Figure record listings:
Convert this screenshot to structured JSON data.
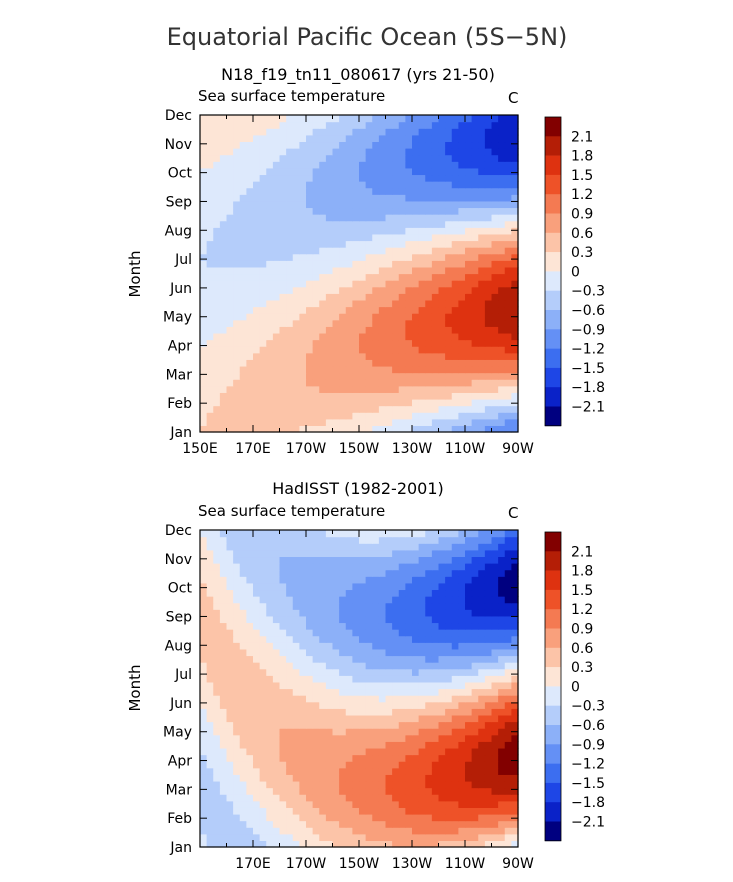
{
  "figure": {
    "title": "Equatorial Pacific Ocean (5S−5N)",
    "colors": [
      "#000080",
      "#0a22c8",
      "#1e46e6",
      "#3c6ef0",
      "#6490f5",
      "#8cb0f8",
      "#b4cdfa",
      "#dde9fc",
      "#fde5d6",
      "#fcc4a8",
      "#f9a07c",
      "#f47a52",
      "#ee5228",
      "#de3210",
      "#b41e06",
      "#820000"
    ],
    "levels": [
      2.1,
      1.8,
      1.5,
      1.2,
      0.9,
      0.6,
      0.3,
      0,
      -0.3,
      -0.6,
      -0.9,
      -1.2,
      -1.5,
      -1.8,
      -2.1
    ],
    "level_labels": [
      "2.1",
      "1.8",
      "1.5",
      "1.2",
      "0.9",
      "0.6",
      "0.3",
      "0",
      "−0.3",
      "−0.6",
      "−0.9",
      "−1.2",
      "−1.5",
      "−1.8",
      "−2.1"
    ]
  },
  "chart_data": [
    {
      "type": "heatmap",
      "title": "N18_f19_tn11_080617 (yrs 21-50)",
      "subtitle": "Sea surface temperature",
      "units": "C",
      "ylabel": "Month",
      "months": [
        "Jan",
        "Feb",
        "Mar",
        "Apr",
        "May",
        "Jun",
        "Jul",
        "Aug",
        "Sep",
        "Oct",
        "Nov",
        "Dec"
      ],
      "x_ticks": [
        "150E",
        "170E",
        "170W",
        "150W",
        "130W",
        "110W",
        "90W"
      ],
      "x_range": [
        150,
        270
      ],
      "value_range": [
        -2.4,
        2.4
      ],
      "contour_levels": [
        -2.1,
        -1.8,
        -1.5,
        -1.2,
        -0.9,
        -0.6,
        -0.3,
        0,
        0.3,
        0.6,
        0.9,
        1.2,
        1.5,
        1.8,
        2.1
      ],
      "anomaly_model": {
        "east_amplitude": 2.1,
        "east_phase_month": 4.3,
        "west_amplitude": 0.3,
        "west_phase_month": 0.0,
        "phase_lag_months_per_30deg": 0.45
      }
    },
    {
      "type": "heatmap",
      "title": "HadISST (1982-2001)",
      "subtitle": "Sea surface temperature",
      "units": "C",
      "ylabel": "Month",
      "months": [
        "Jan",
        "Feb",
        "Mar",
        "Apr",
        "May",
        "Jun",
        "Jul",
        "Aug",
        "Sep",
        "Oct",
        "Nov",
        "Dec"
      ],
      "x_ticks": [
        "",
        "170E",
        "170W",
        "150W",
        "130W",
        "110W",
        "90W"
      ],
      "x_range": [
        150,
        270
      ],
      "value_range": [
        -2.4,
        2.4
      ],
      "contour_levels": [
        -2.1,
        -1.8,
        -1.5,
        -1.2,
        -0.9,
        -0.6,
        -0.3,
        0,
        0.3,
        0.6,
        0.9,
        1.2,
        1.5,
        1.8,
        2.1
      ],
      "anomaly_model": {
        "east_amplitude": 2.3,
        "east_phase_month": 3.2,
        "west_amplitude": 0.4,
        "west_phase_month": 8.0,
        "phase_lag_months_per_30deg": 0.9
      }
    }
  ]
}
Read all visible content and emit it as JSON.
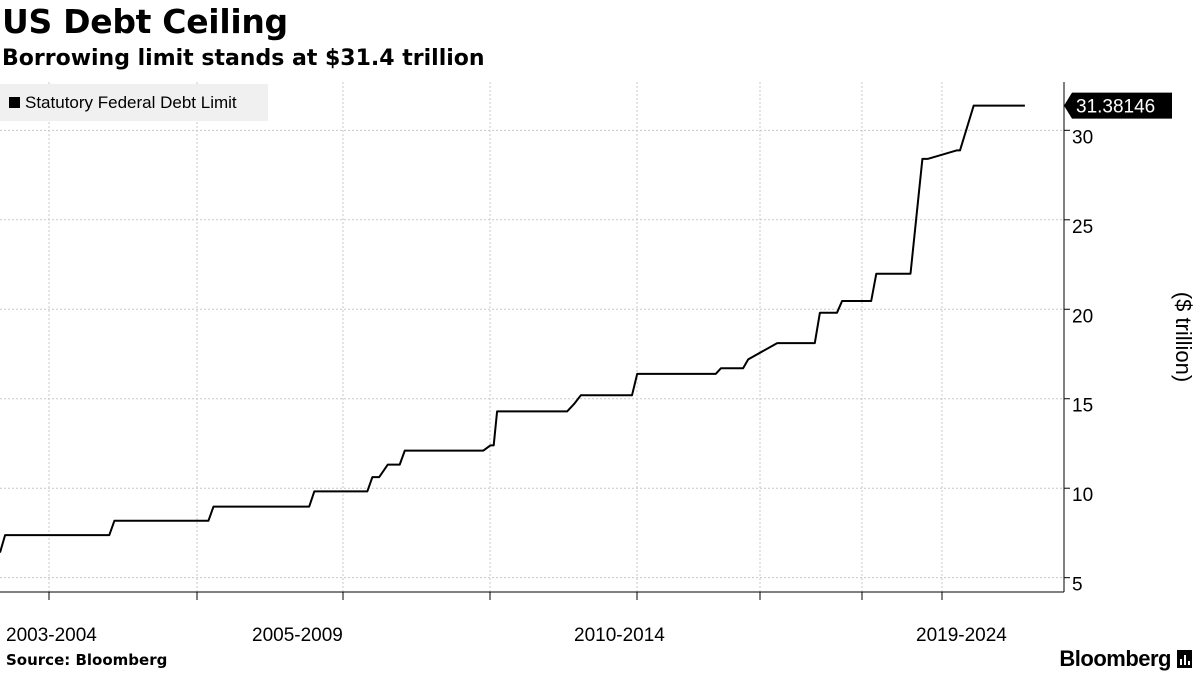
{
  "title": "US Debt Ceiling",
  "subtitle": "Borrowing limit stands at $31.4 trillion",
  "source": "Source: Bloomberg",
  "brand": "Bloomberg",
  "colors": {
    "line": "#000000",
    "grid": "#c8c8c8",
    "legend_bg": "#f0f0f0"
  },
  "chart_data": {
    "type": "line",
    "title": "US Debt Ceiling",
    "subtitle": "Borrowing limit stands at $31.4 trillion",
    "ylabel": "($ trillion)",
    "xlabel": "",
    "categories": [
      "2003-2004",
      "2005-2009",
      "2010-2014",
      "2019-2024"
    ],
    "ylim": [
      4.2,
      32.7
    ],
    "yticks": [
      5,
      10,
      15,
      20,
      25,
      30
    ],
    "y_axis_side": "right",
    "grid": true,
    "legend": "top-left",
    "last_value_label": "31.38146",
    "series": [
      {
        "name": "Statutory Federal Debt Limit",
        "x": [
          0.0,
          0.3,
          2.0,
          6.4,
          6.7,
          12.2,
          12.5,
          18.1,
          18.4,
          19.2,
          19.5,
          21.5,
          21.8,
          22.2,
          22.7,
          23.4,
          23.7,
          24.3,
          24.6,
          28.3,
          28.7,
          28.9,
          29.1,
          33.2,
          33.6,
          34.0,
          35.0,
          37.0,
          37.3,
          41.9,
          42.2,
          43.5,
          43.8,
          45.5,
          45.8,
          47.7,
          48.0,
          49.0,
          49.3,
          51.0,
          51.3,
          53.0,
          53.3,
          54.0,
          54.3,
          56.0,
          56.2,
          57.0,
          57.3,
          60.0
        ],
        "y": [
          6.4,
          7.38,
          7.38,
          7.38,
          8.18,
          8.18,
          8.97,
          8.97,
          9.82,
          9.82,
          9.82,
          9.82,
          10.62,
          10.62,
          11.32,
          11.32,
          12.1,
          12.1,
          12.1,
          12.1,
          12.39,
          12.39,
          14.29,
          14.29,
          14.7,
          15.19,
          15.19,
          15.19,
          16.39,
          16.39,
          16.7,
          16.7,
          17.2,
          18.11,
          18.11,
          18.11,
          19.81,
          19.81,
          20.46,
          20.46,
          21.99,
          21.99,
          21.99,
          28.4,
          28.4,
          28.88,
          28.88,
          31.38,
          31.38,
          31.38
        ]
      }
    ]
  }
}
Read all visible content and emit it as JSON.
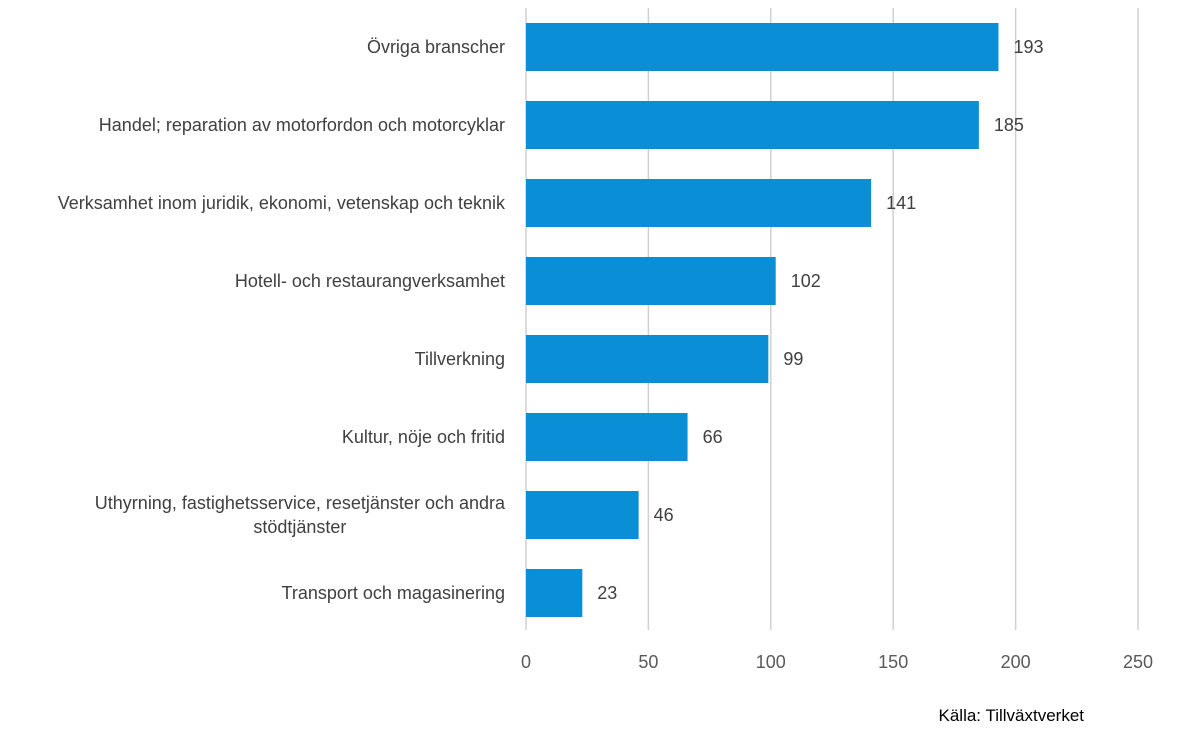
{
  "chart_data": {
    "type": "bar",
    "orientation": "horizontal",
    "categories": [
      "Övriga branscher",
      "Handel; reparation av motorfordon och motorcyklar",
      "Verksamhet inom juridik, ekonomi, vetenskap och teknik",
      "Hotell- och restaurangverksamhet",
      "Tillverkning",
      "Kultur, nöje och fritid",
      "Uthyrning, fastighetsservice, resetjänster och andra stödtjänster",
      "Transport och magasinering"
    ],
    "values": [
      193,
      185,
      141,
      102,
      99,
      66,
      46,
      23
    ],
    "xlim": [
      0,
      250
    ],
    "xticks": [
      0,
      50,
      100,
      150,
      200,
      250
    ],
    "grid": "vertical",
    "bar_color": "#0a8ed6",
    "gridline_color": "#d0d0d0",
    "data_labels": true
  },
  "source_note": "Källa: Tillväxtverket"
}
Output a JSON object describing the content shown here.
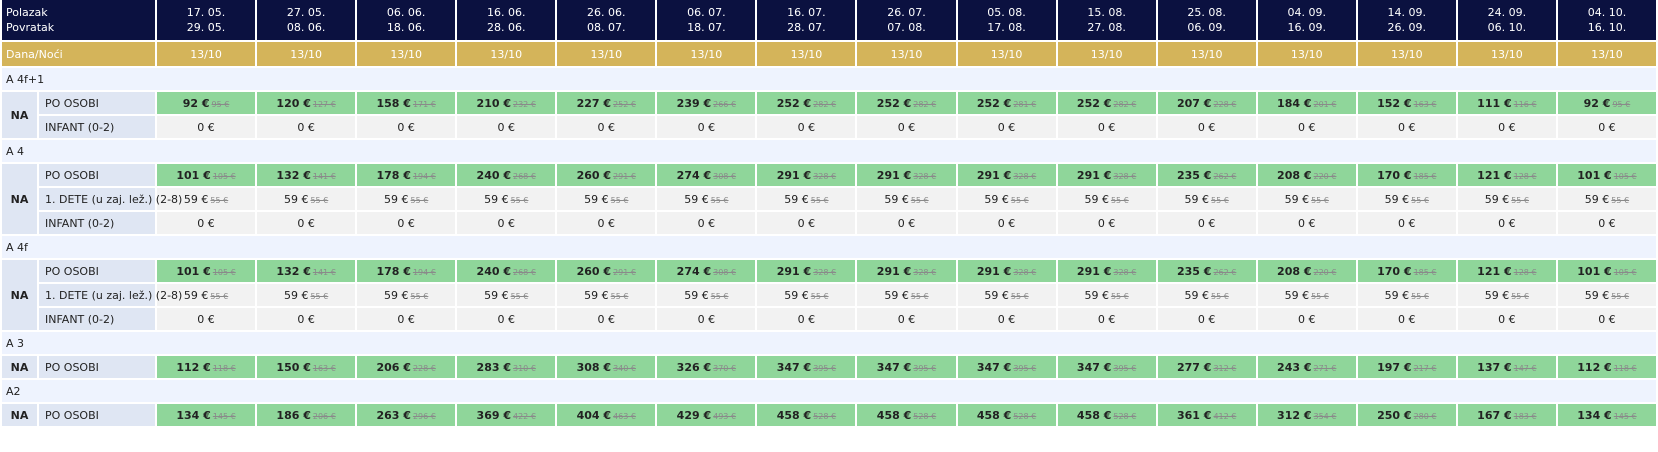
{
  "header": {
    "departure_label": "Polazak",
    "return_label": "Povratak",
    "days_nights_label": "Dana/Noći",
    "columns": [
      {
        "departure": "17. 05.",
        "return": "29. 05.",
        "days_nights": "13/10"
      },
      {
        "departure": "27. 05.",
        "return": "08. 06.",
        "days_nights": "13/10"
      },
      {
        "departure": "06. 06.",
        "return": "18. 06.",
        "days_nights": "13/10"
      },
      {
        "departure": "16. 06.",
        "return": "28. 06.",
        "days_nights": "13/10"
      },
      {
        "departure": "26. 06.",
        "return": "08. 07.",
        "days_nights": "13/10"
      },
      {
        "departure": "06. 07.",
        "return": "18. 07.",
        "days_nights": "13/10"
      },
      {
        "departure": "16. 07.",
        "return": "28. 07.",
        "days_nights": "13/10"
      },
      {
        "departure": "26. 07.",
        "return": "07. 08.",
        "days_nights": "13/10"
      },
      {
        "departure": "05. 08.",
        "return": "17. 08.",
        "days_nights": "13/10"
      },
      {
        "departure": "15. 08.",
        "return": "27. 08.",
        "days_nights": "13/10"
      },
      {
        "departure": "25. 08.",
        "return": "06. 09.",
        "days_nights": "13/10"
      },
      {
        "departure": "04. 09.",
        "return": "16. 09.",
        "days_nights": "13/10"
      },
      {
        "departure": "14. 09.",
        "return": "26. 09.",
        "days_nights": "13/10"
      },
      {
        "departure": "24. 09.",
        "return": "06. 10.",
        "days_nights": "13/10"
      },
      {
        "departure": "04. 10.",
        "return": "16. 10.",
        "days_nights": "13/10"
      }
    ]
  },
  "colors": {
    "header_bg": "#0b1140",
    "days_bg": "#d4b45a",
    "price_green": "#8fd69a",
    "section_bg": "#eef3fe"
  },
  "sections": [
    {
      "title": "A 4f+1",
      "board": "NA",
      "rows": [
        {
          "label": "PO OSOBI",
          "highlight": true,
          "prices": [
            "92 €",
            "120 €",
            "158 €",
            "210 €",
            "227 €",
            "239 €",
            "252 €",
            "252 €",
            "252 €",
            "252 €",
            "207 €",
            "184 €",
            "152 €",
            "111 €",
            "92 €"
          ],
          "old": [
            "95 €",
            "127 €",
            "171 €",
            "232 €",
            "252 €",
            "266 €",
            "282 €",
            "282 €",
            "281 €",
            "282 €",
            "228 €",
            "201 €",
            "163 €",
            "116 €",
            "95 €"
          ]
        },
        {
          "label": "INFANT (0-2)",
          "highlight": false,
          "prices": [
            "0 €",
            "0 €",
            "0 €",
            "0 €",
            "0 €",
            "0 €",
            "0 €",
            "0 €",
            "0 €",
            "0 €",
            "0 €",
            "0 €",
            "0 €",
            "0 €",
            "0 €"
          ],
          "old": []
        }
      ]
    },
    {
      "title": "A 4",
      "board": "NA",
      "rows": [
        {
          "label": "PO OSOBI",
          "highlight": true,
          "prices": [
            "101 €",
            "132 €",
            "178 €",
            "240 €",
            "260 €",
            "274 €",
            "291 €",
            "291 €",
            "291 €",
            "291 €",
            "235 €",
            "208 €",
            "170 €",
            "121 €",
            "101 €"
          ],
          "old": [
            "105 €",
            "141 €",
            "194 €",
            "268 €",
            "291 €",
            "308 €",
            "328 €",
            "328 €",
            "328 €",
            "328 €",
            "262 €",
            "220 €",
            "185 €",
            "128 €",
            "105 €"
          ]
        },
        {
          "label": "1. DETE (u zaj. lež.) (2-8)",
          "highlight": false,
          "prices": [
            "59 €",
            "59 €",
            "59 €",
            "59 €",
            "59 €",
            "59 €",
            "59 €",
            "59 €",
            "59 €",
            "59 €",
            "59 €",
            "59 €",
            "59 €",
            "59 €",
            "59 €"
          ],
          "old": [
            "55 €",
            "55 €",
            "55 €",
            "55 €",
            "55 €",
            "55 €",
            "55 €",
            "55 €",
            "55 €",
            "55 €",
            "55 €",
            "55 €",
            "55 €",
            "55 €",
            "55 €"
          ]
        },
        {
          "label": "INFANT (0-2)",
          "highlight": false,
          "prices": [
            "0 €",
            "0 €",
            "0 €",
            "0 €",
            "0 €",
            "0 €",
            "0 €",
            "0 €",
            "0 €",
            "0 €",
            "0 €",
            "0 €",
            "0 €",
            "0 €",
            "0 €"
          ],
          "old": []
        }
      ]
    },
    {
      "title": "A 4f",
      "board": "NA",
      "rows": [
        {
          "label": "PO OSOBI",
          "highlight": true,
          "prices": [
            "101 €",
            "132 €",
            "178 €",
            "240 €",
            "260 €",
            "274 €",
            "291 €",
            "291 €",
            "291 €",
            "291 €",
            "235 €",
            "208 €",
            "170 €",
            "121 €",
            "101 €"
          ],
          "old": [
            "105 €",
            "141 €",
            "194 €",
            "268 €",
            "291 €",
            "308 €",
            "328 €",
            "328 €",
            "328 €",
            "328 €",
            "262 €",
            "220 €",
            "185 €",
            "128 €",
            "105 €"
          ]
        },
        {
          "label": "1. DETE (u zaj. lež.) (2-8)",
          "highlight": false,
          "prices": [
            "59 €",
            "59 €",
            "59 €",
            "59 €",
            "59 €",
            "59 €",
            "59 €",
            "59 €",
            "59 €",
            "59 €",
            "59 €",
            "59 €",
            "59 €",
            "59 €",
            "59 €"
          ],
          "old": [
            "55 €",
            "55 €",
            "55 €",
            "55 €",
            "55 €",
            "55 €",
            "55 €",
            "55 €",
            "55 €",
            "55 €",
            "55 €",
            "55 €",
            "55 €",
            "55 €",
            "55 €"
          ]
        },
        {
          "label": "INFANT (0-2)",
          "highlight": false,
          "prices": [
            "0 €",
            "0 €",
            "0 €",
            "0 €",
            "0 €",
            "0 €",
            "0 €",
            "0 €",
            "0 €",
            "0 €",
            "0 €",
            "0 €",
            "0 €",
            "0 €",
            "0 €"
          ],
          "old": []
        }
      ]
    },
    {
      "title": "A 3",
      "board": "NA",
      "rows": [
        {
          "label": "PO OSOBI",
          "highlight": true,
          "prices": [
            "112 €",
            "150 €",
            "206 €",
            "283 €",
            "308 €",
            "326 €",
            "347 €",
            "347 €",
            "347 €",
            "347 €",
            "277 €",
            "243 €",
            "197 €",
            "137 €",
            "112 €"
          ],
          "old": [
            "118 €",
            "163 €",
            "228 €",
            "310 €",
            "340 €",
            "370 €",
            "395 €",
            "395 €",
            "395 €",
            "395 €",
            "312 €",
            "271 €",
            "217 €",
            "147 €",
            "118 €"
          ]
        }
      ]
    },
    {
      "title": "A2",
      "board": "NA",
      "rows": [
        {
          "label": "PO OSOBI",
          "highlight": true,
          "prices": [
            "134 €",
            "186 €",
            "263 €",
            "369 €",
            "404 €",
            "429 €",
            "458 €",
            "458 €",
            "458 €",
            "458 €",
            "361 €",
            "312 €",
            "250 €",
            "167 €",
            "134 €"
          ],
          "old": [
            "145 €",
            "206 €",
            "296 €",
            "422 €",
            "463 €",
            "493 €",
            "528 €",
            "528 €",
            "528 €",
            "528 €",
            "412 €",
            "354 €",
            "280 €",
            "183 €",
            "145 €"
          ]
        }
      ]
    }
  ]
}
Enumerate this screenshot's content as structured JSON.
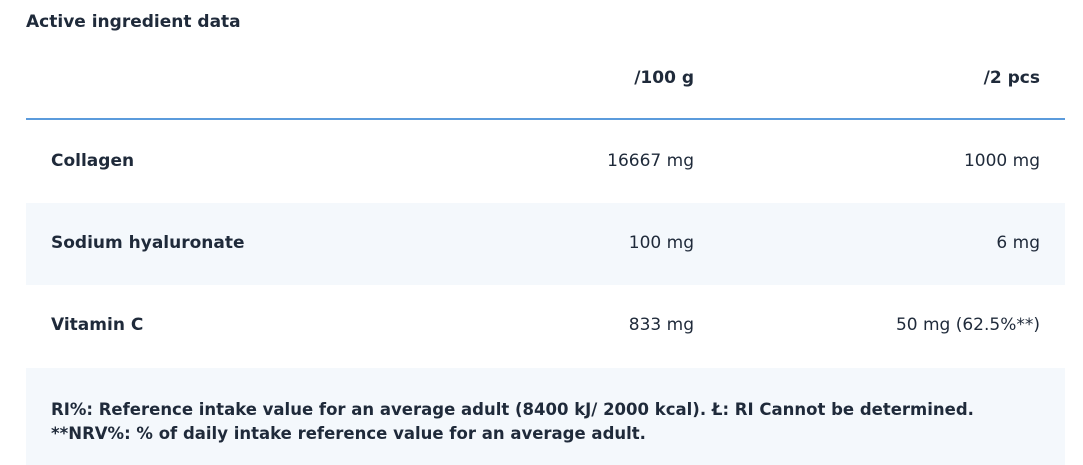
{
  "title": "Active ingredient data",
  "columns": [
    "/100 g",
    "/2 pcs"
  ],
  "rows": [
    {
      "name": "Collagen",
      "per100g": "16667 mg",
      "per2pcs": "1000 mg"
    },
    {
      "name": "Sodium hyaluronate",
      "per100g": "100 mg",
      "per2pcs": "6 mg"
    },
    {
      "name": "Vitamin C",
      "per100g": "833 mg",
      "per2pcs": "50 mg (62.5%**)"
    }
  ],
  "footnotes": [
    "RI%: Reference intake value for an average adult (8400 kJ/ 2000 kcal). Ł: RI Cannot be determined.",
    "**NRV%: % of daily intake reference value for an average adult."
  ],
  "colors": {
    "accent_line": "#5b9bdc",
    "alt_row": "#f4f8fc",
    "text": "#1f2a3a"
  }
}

_STATED PROBLEM_
Using the material above, work out how many lines contain the string "Bloomberg". Give that number alone.

_REPLY TO THE TASK_
2